**Work to be completed:** Extract all lines that hold "name" from the records below.

**Material provided:**
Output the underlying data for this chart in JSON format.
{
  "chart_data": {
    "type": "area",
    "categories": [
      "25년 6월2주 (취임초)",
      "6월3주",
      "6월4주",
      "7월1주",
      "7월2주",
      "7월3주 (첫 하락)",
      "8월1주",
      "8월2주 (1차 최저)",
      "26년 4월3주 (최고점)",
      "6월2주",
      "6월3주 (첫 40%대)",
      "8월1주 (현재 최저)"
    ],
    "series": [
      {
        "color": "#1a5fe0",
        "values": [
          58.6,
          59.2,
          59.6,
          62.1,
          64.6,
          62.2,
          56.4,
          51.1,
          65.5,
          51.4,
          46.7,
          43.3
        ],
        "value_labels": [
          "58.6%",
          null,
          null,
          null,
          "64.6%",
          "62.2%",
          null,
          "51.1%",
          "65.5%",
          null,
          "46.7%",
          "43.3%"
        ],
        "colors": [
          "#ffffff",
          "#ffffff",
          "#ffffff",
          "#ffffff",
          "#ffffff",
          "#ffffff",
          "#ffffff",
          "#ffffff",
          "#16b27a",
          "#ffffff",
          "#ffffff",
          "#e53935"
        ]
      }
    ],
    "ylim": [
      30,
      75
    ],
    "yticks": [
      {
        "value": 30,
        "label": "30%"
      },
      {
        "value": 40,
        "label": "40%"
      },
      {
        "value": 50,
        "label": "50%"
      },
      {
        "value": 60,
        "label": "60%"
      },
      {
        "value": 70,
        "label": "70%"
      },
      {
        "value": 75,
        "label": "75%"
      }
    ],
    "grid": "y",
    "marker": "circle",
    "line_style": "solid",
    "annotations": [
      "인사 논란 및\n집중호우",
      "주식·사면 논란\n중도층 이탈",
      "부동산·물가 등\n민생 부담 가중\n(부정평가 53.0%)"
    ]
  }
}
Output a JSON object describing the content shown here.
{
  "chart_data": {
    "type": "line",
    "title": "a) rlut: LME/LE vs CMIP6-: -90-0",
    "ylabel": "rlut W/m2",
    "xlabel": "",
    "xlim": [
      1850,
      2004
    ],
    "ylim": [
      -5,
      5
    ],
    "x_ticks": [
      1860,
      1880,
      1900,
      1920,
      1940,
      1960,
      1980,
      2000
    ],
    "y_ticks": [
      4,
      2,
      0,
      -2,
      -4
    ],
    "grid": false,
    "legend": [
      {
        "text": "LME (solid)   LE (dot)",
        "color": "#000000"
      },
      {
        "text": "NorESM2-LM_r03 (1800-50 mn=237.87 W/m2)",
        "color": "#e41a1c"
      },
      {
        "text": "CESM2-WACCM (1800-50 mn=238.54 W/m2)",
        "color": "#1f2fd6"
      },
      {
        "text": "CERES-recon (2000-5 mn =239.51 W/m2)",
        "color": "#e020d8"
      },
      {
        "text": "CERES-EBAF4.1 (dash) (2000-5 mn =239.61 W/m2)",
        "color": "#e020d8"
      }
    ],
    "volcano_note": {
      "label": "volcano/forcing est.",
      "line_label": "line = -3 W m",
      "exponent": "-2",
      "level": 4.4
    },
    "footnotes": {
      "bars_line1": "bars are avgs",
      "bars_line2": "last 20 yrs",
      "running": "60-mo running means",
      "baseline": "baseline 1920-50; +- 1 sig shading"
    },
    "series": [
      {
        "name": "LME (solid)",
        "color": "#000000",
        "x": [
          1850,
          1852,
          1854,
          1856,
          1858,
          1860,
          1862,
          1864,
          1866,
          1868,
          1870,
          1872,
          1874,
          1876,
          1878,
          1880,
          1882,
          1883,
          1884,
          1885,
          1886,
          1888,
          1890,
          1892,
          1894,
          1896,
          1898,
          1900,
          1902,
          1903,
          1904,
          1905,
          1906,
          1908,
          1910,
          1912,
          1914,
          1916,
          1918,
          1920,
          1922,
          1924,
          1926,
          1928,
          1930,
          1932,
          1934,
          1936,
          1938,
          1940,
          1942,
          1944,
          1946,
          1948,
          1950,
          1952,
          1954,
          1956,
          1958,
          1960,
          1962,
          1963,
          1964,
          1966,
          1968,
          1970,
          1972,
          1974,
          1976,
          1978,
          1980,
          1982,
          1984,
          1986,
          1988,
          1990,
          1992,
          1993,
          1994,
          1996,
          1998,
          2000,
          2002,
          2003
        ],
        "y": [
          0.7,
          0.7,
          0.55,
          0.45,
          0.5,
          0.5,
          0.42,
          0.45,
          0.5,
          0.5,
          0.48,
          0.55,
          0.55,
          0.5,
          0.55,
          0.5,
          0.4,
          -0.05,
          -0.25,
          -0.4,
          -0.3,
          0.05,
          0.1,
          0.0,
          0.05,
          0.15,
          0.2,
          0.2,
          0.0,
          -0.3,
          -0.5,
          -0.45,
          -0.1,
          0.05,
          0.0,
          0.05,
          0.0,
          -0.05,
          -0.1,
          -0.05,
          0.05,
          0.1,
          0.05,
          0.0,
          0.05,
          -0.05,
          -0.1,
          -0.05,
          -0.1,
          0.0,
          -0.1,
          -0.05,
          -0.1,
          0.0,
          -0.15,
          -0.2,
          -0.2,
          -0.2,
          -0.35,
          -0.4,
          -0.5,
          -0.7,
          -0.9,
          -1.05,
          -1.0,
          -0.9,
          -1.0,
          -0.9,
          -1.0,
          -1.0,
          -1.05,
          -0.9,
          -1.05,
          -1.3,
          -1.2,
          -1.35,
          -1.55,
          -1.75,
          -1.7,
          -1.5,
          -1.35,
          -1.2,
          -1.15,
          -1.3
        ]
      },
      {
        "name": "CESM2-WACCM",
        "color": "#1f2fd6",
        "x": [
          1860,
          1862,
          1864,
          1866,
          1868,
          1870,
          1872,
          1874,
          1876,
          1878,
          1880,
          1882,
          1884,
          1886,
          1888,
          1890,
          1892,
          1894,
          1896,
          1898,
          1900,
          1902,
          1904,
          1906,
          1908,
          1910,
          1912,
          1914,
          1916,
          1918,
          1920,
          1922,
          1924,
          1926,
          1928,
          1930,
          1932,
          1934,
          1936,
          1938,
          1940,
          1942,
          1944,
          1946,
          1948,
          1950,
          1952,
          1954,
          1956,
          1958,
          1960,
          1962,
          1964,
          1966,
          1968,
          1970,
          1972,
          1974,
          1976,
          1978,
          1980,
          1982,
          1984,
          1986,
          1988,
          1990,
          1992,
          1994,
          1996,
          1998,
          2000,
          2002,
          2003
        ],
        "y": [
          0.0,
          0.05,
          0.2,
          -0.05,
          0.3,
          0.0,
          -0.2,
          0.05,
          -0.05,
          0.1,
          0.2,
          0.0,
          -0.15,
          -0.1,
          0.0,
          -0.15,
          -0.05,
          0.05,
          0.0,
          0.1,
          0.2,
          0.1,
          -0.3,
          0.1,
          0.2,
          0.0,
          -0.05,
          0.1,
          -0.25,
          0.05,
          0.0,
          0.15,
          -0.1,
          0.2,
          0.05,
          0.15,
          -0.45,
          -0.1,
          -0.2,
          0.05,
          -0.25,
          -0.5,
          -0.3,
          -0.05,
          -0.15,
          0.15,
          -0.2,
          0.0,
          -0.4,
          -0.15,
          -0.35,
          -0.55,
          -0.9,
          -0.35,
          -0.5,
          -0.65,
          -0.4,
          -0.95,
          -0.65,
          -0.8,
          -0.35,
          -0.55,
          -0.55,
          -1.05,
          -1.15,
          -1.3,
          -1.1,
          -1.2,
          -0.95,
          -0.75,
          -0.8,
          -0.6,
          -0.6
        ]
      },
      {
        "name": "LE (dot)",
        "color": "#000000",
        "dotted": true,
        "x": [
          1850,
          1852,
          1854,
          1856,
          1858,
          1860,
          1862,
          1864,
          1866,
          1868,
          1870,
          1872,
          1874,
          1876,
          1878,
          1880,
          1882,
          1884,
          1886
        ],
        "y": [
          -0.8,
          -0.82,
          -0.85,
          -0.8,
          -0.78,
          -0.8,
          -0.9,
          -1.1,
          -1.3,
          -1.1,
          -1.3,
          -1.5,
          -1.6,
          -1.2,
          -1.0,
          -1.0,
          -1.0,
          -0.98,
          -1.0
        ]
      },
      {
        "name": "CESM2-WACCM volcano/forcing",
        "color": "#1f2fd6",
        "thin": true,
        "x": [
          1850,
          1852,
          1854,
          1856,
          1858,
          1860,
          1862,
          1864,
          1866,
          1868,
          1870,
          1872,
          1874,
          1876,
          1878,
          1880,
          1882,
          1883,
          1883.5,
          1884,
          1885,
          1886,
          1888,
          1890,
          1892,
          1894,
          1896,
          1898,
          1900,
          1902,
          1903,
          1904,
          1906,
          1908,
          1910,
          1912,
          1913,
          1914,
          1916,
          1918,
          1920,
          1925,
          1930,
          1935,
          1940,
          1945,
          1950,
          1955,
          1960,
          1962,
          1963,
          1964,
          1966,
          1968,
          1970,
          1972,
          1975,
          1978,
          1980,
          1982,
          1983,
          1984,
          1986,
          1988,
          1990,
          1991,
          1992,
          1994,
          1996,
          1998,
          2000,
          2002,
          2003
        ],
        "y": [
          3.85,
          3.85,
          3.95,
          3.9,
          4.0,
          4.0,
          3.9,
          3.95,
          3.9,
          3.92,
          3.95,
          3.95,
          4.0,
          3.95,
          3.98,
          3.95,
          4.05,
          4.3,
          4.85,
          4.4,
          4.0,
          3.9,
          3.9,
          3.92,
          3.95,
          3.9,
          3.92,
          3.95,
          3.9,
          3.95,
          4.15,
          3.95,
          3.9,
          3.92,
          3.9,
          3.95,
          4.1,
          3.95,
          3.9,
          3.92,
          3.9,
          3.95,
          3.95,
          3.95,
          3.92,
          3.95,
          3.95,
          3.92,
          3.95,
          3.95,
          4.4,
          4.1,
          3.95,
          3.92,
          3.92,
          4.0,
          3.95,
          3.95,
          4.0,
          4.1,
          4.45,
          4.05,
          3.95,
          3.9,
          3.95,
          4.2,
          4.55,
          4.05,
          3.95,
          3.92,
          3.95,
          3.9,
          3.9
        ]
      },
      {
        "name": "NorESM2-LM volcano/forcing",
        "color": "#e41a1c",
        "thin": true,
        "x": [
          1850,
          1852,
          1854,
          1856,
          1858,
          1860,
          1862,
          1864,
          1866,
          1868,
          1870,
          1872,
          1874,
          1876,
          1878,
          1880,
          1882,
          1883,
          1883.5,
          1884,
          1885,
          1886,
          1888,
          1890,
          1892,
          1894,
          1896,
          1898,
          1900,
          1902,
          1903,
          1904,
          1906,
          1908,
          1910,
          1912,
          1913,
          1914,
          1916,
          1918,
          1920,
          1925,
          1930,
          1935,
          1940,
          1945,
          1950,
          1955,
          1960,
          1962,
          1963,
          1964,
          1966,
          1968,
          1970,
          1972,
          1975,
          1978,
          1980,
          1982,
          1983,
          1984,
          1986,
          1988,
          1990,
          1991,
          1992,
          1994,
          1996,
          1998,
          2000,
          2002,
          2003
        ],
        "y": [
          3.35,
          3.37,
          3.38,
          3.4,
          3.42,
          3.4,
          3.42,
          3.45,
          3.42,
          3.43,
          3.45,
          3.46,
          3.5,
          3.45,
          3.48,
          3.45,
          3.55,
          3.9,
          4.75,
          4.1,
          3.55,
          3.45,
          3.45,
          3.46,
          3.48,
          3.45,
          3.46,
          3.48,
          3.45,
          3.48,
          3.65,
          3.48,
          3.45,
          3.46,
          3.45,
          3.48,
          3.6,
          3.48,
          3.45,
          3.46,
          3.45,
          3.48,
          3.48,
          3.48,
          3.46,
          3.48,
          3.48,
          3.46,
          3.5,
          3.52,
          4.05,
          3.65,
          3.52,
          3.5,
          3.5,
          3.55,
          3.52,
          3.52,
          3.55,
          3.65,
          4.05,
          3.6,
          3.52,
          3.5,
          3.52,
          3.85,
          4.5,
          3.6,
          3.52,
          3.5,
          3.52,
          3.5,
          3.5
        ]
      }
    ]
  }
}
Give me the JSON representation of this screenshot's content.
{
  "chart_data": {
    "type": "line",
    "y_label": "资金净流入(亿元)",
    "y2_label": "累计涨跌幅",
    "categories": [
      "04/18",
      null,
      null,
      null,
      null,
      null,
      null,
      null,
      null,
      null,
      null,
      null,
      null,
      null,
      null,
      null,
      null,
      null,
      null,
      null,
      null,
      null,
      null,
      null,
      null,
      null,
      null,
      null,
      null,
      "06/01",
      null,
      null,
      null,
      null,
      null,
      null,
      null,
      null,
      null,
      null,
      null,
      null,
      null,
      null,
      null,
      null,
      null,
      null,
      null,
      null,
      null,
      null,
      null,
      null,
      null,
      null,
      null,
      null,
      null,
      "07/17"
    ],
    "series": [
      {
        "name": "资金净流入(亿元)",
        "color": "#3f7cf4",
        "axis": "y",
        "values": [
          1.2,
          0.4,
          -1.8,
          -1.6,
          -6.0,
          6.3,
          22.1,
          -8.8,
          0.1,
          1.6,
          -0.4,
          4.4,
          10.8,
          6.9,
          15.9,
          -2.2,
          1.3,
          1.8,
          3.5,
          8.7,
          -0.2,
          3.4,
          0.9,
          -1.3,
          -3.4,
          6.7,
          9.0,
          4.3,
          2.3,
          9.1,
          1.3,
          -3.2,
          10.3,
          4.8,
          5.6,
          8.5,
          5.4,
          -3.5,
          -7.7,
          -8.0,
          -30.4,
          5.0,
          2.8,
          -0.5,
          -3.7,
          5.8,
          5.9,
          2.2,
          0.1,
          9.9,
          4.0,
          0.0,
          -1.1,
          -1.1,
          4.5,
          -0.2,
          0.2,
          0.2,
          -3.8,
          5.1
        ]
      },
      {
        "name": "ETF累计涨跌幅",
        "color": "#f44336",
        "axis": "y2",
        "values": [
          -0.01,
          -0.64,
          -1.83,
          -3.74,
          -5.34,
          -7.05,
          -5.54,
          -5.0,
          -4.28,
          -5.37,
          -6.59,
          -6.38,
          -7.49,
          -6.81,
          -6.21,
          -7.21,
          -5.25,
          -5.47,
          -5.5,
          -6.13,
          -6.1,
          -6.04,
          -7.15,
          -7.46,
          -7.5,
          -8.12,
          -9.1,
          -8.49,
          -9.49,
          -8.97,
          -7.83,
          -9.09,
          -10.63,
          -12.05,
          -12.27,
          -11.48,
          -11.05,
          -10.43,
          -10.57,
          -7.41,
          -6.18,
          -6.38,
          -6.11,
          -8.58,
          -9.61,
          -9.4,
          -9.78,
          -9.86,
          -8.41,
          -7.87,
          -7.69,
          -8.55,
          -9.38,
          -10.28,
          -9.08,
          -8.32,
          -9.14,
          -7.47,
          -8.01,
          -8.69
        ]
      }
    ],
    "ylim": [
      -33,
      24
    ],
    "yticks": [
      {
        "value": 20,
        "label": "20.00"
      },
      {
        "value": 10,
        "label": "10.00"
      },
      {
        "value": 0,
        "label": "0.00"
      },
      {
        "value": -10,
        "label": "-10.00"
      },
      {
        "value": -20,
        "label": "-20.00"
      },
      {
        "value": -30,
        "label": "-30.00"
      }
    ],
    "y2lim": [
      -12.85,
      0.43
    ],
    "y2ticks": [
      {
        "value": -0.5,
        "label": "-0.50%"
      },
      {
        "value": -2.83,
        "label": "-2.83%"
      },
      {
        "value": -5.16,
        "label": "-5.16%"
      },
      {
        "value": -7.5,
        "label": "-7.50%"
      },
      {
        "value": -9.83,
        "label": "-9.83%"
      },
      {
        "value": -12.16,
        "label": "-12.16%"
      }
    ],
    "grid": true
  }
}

**Response to this task:**
        "name": "LME (solid)",
        "name": "CESM2-WACCM",
        "name": "LE (dot)",
        "name": "CESM2-WACCM volcano/forcing",
        "name": "NorESM2-LM volcano/forcing",
        "name": "资金净流入(亿元)",
        "name": "ETF累计涨跌幅",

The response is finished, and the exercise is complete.